_AIM_
Omit the pictures, please, and give each record below again exactly.

[Records contained in a dataset]

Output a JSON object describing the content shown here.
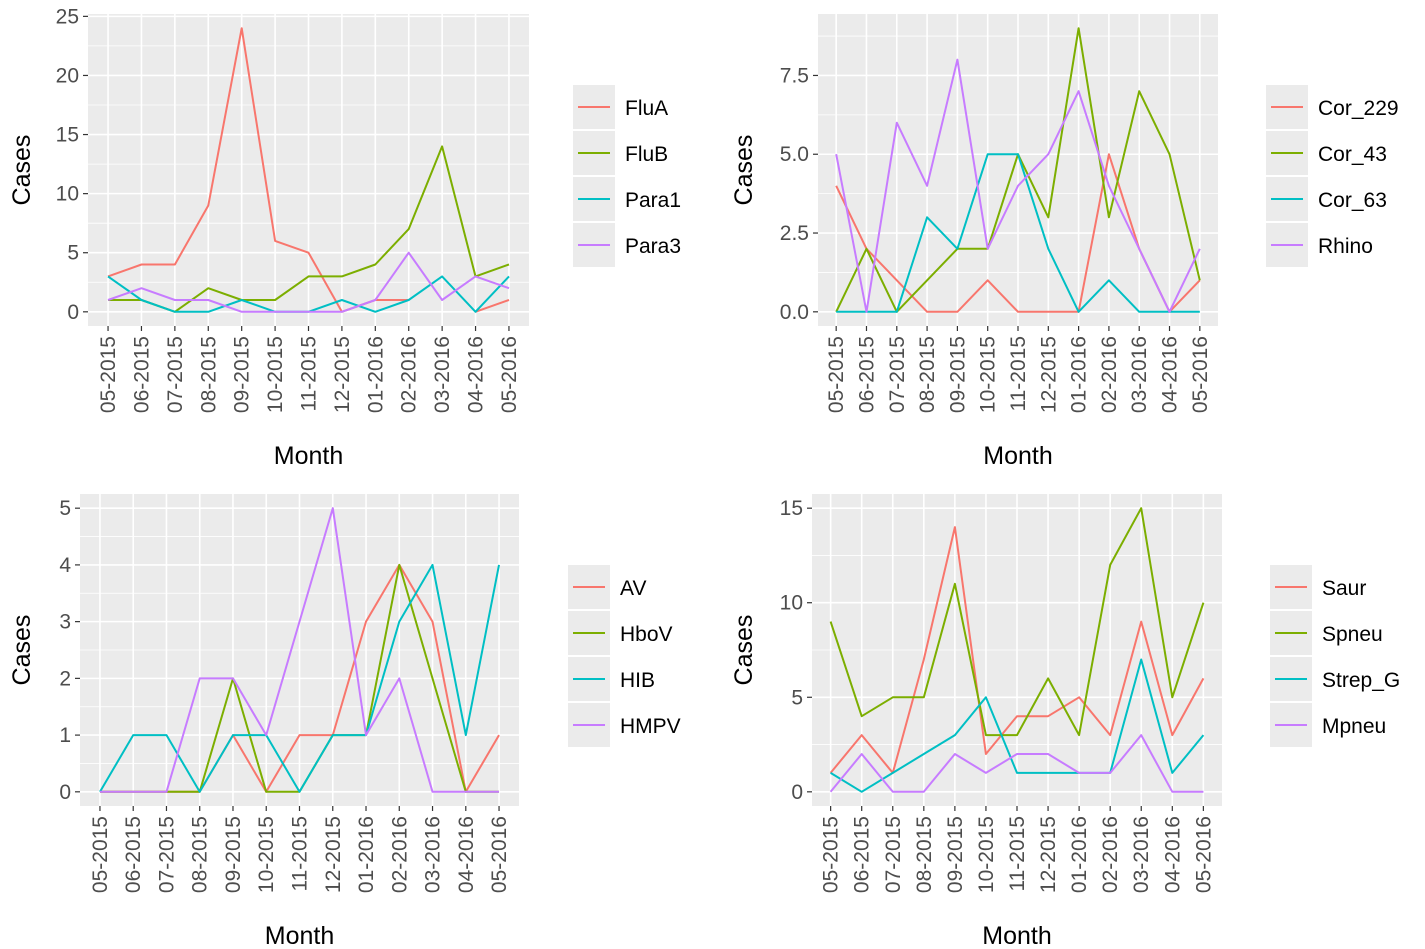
{
  "chart_data": [
    {
      "type": "line",
      "xlabel": "Month",
      "ylabel": "Cases",
      "categories": [
        "05-2015",
        "06-2015",
        "07-2015",
        "08-2015",
        "09-2015",
        "10-2015",
        "11-2015",
        "12-2015",
        "01-2016",
        "02-2016",
        "03-2016",
        "04-2016",
        "05-2016"
      ],
      "ylim": [
        -1.2,
        25.2
      ],
      "yticks": [
        0,
        5,
        10,
        15,
        20,
        25
      ],
      "ytick_labels": [
        "0",
        "5",
        "10",
        "15",
        "20",
        "25"
      ],
      "grid": true,
      "legend_position": "right",
      "series": [
        {
          "name": "FluA",
          "color": "#F8766D",
          "values": [
            3,
            4,
            4,
            9,
            24,
            6,
            5,
            0,
            1,
            1,
            null,
            0,
            1
          ]
        },
        {
          "name": "FluB",
          "color": "#7CAE00",
          "values": [
            1,
            1,
            0,
            2,
            1,
            1,
            3,
            3,
            4,
            7,
            14,
            3,
            4
          ]
        },
        {
          "name": "Para1",
          "color": "#00BFC4",
          "values": [
            3,
            1,
            0,
            0,
            1,
            0,
            0,
            1,
            0,
            1,
            3,
            0,
            3
          ]
        },
        {
          "name": "Para3",
          "color": "#C77CFF",
          "values": [
            1,
            2,
            1,
            1,
            0,
            0,
            0,
            0,
            1,
            5,
            1,
            3,
            2
          ]
        }
      ]
    },
    {
      "type": "line",
      "xlabel": "Month",
      "ylabel": "Cases",
      "categories": [
        "05-2015",
        "06-2015",
        "07-2015",
        "08-2015",
        "09-2015",
        "10-2015",
        "11-2015",
        "12-2015",
        "01-2016",
        "02-2016",
        "03-2016",
        "04-2016",
        "05-2016"
      ],
      "ylim": [
        -0.45,
        9.45
      ],
      "yticks": [
        0,
        2.5,
        5,
        7.5
      ],
      "ytick_labels": [
        "0.0",
        "2.5",
        "5.0",
        "7.5"
      ],
      "grid": true,
      "legend_position": "right",
      "series": [
        {
          "name": "Cor_229",
          "color": "#F8766D",
          "values": [
            4,
            2,
            1,
            0,
            0,
            1,
            0,
            0,
            0,
            5,
            2,
            0,
            1
          ]
        },
        {
          "name": "Cor_43",
          "color": "#7CAE00",
          "values": [
            0,
            2,
            0,
            1,
            2,
            2,
            5,
            3,
            9,
            3,
            7,
            5,
            1
          ]
        },
        {
          "name": "Cor_63",
          "color": "#00BFC4",
          "values": [
            0,
            0,
            0,
            3,
            2,
            5,
            5,
            2,
            0,
            1,
            0,
            0,
            0
          ]
        },
        {
          "name": "Rhino",
          "color": "#C77CFF",
          "values": [
            5,
            0,
            6,
            4,
            8,
            2,
            4,
            5,
            7,
            4,
            2,
            0,
            2
          ]
        }
      ]
    },
    {
      "type": "line",
      "xlabel": "Month",
      "ylabel": "Cases",
      "categories": [
        "05-2015",
        "06-2015",
        "07-2015",
        "08-2015",
        "09-2015",
        "10-2015",
        "11-2015",
        "12-2015",
        "01-2016",
        "02-2016",
        "03-2016",
        "04-2016",
        "05-2016"
      ],
      "ylim": [
        -0.25,
        5.25
      ],
      "yticks": [
        0,
        1,
        2,
        3,
        4,
        5
      ],
      "ytick_labels": [
        "0",
        "1",
        "2",
        "3",
        "4",
        "5"
      ],
      "grid": true,
      "legend_position": "right",
      "series": [
        {
          "name": "AV",
          "color": "#F8766D",
          "values": [
            0,
            0,
            0,
            0,
            1,
            0,
            1,
            1,
            3,
            4,
            3,
            0,
            1
          ]
        },
        {
          "name": "HboV",
          "color": "#7CAE00",
          "values": [
            0,
            0,
            0,
            0,
            2,
            0,
            0,
            1,
            1,
            4,
            2,
            0,
            0
          ]
        },
        {
          "name": "HIB",
          "color": "#00BFC4",
          "values": [
            0,
            1,
            1,
            0,
            1,
            1,
            0,
            1,
            1,
            3,
            4,
            1,
            4
          ]
        },
        {
          "name": "HMPV",
          "color": "#C77CFF",
          "values": [
            0,
            0,
            0,
            2,
            2,
            1,
            3,
            5,
            1,
            2,
            0,
            0,
            0
          ]
        }
      ]
    },
    {
      "type": "line",
      "xlabel": "Month",
      "ylabel": "Cases",
      "categories": [
        "05-2015",
        "06-2015",
        "07-2015",
        "08-2015",
        "09-2015",
        "10-2015",
        "11-2015",
        "12-2015",
        "01-2016",
        "02-2016",
        "03-2016",
        "04-2016",
        "05-2016"
      ],
      "ylim": [
        -0.75,
        15.75
      ],
      "yticks": [
        0,
        5,
        10,
        15
      ],
      "ytick_labels": [
        "0",
        "5",
        "10",
        "15"
      ],
      "grid": true,
      "legend_position": "right",
      "series": [
        {
          "name": "Saur",
          "color": "#F8766D",
          "values": [
            1,
            3,
            1,
            7,
            14,
            2,
            4,
            4,
            5,
            3,
            9,
            3,
            6
          ]
        },
        {
          "name": "Spneu",
          "color": "#7CAE00",
          "values": [
            9,
            4,
            5,
            5,
            11,
            3,
            3,
            6,
            3,
            12,
            15,
            5,
            10
          ]
        },
        {
          "name": "Strep_G",
          "color": "#00BFC4",
          "values": [
            1,
            0,
            1,
            2,
            3,
            5,
            1,
            1,
            1,
            1,
            7,
            1,
            3
          ]
        },
        {
          "name": "Mpneu",
          "color": "#C77CFF",
          "values": [
            0,
            2,
            0,
            0,
            2,
            1,
            2,
            2,
            1,
            1,
            3,
            0,
            0
          ]
        }
      ]
    }
  ]
}
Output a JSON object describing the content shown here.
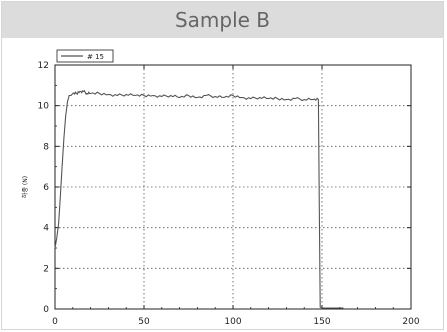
{
  "panel": {
    "title": "Sample B"
  },
  "chart_data": {
    "type": "line",
    "title": "",
    "xlabel": "",
    "ylabel": "하중 (N)",
    "xlim": [
      0,
      200
    ],
    "ylim": [
      0,
      12
    ],
    "xticks": [
      "0",
      "50",
      "100",
      "150",
      "200"
    ],
    "yticks": [
      "0",
      "2",
      "4",
      "6",
      "8",
      "10",
      "12"
    ],
    "grid": true,
    "legend_position": "top-left",
    "series": [
      {
        "name": "# 15",
        "color": "#555555",
        "x": [
          0,
          1,
          2,
          3,
          4,
          5,
          6,
          7,
          8,
          9,
          10,
          12,
          14,
          16,
          18,
          20,
          25,
          30,
          35,
          40,
          45,
          50,
          55,
          60,
          65,
          70,
          75,
          80,
          85,
          90,
          95,
          100,
          105,
          110,
          115,
          120,
          125,
          130,
          135,
          140,
          145,
          148,
          148.5,
          149,
          150,
          155,
          160,
          162
        ],
        "y": [
          3.0,
          3.5,
          4.2,
          5.5,
          7.0,
          8.4,
          9.5,
          10.2,
          10.5,
          10.5,
          10.6,
          10.6,
          10.7,
          10.7,
          10.6,
          10.6,
          10.6,
          10.55,
          10.5,
          10.55,
          10.5,
          10.5,
          10.5,
          10.45,
          10.5,
          10.4,
          10.5,
          10.4,
          10.5,
          10.45,
          10.4,
          10.5,
          10.4,
          10.35,
          10.4,
          10.35,
          10.35,
          10.3,
          10.35,
          10.3,
          10.3,
          10.3,
          5.0,
          0.1,
          0.05,
          0.05,
          0.05,
          0.05
        ]
      }
    ]
  }
}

_RESPONSE_
Output a JSON object describing the content shown here.
{
  "chart_data": [
    {
      "type": "line",
      "xlabel": "Month",
      "ylabel": "Cases",
      "categories": [
        "05-2015",
        "06-2015",
        "07-2015",
        "08-2015",
        "09-2015",
        "10-2015",
        "11-2015",
        "12-2015",
        "01-2016",
        "02-2016",
        "03-2016",
        "04-2016",
        "05-2016"
      ],
      "ylim": [
        -1.2,
        25.2
      ],
      "yticks": [
        0,
        5,
        10,
        15,
        20,
        25
      ],
      "ytick_labels": [
        "0",
        "5",
        "10",
        "15",
        "20",
        "25"
      ],
      "grid": true,
      "legend_position": "right",
      "series": [
        {
          "name": "FluA",
          "color": "#F8766D",
          "values": [
            3,
            4,
            4,
            9,
            24,
            6,
            5,
            0,
            1,
            1,
            null,
            0,
            1
          ]
        },
        {
          "name": "FluB",
          "color": "#7CAE00",
          "values": [
            1,
            1,
            0,
            2,
            1,
            1,
            3,
            3,
            4,
            7,
            14,
            3,
            4
          ]
        },
        {
          "name": "Para1",
          "color": "#00BFC4",
          "values": [
            3,
            1,
            0,
            0,
            1,
            0,
            0,
            1,
            0,
            1,
            3,
            0,
            3
          ]
        },
        {
          "name": "Para3",
          "color": "#C77CFF",
          "values": [
            1,
            2,
            1,
            1,
            0,
            0,
            0,
            0,
            1,
            5,
            1,
            3,
            2
          ]
        }
      ]
    },
    {
      "type": "line",
      "xlabel": "Month",
      "ylabel": "Cases",
      "categories": [
        "05-2015",
        "06-2015",
        "07-2015",
        "08-2015",
        "09-2015",
        "10-2015",
        "11-2015",
        "12-2015",
        "01-2016",
        "02-2016",
        "03-2016",
        "04-2016",
        "05-2016"
      ],
      "ylim": [
        -0.45,
        9.45
      ],
      "yticks": [
        0,
        2.5,
        5,
        7.5
      ],
      "ytick_labels": [
        "0.0",
        "2.5",
        "5.0",
        "7.5"
      ],
      "grid": true,
      "legend_position": "right",
      "series": [
        {
          "name": "Cor_229",
          "color": "#F8766D",
          "values": [
            4,
            2,
            1,
            0,
            0,
            1,
            0,
            0,
            0,
            5,
            2,
            0,
            1
          ]
        },
        {
          "name": "Cor_43",
          "color": "#7CAE00",
          "values": [
            0,
            2,
            0,
            1,
            2,
            2,
            5,
            3,
            9,
            3,
            7,
            5,
            1
          ]
        },
        {
          "name": "Cor_63",
          "color": "#00BFC4",
          "values": [
            0,
            0,
            0,
            3,
            2,
            5,
            5,
            2,
            0,
            1,
            0,
            0,
            0
          ]
        },
        {
          "name": "Rhino",
          "color": "#C77CFF",
          "values": [
            5,
            0,
            6,
            4,
            8,
            2,
            4,
            5,
            7,
            4,
            2,
            0,
            2
          ]
        }
      ]
    },
    {
      "type": "line",
      "xlabel": "Month",
      "ylabel": "Cases",
      "categories": [
        "05-2015",
        "06-2015",
        "07-2015",
        "08-2015",
        "09-2015",
        "10-2015",
        "11-2015",
        "12-2015",
        "01-2016",
        "02-2016",
        "03-2016",
        "04-2016",
        "05-2016"
      ],
      "ylim": [
        -0.25,
        5.25
      ],
      "yticks": [
        0,
        1,
        2,
        3,
        4,
        5
      ],
      "ytick_labels": [
        "0",
        "1",
        "2",
        "3",
        "4",
        "5"
      ],
      "grid": true,
      "legend_position": "right",
      "series": [
        {
          "name": "AV",
          "color": "#F8766D",
          "values": [
            0,
            0,
            0,
            0,
            1,
            0,
            1,
            1,
            3,
            4,
            3,
            0,
            1
          ]
        },
        {
          "name": "HboV",
          "color": "#7CAE00",
          "values": [
            0,
            0,
            0,
            0,
            2,
            0,
            0,
            1,
            1,
            4,
            2,
            0,
            0
          ]
        },
        {
          "name": "HIB",
          "color": "#00BFC4",
          "values": [
            0,
            1,
            1,
            0,
            1,
            1,
            0,
            1,
            1,
            3,
            4,
            1,
            4
          ]
        },
        {
          "name": "HMPV",
          "color": "#C77CFF",
          "values": [
            0,
            0,
            0,
            2,
            2,
            1,
            3,
            5,
            1,
            2,
            0,
            0,
            0
          ]
        }
      ]
    },
    {
      "type": "line",
      "xlabel": "Month",
      "ylabel": "Cases",
      "categories": [
        "05-2015",
        "06-2015",
        "07-2015",
        "08-2015",
        "09-2015",
        "10-2015",
        "11-2015",
        "12-2015",
        "01-2016",
        "02-2016",
        "03-2016",
        "04-2016",
        "05-2016"
      ],
      "ylim": [
        -0.75,
        15.75
      ],
      "yticks": [
        0,
        5,
        10,
        15
      ],
      "ytick_labels": [
        "0",
        "5",
        "10",
        "15"
      ],
      "grid": true,
      "legend_position": "right",
      "series": [
        {
          "name": "Saur",
          "color": "#F8766D",
          "values": [
            1,
            3,
            1,
            7,
            14,
            2,
            4,
            4,
            5,
            3,
            9,
            3,
            6
          ]
        },
        {
          "name": "Spneu",
          "color": "#7CAE00",
          "values": [
            9,
            4,
            5,
            5,
            11,
            3,
            3,
            6,
            3,
            12,
            15,
            5,
            10
          ]
        },
        {
          "name": "Strep_G",
          "color": "#00BFC4",
          "values": [
            1,
            0,
            1,
            2,
            3,
            5,
            1,
            1,
            1,
            1,
            7,
            1,
            3
          ]
        },
        {
          "name": "Mpneu",
          "color": "#C77CFF",
          "values": [
            0,
            2,
            0,
            0,
            2,
            1,
            2,
            2,
            1,
            1,
            3,
            0,
            0
          ]
        }
      ]
    }
  ]
}
Output a JSON object describing the content shown here.
{
  "panel": {
    "title": "Sample B"
  },
  "chart_data": {
    "type": "line",
    "title": "",
    "xlabel": "",
    "ylabel": "하중 (N)",
    "xlim": [
      0,
      200
    ],
    "ylim": [
      0,
      12
    ],
    "xticks": [
      "0",
      "50",
      "100",
      "150",
      "200"
    ],
    "yticks": [
      "0",
      "2",
      "4",
      "6",
      "8",
      "10",
      "12"
    ],
    "grid": true,
    "legend_position": "top-left",
    "series": [
      {
        "name": "# 15",
        "color": "#555555",
        "x": [
          0,
          1,
          2,
          3,
          4,
          5,
          6,
          7,
          8,
          9,
          10,
          12,
          14,
          16,
          18,
          20,
          25,
          30,
          35,
          40,
          45,
          50,
          55,
          60,
          65,
          70,
          75,
          80,
          85,
          90,
          95,
          100,
          105,
          110,
          115,
          120,
          125,
          130,
          135,
          140,
          145,
          148,
          148.5,
          149,
          150,
          155,
          160,
          162
        ],
        "y": [
          3.0,
          3.5,
          4.2,
          5.5,
          7.0,
          8.4,
          9.5,
          10.2,
          10.5,
          10.5,
          10.6,
          10.6,
          10.7,
          10.7,
          10.6,
          10.6,
          10.6,
          10.55,
          10.5,
          10.55,
          10.5,
          10.5,
          10.5,
          10.45,
          10.5,
          10.4,
          10.5,
          10.4,
          10.5,
          10.45,
          10.4,
          10.5,
          10.4,
          10.35,
          10.4,
          10.35,
          10.35,
          10.3,
          10.35,
          10.3,
          10.3,
          10.3,
          5.0,
          0.1,
          0.05,
          0.05,
          0.05,
          0.05
        ]
      }
    ]
  }
}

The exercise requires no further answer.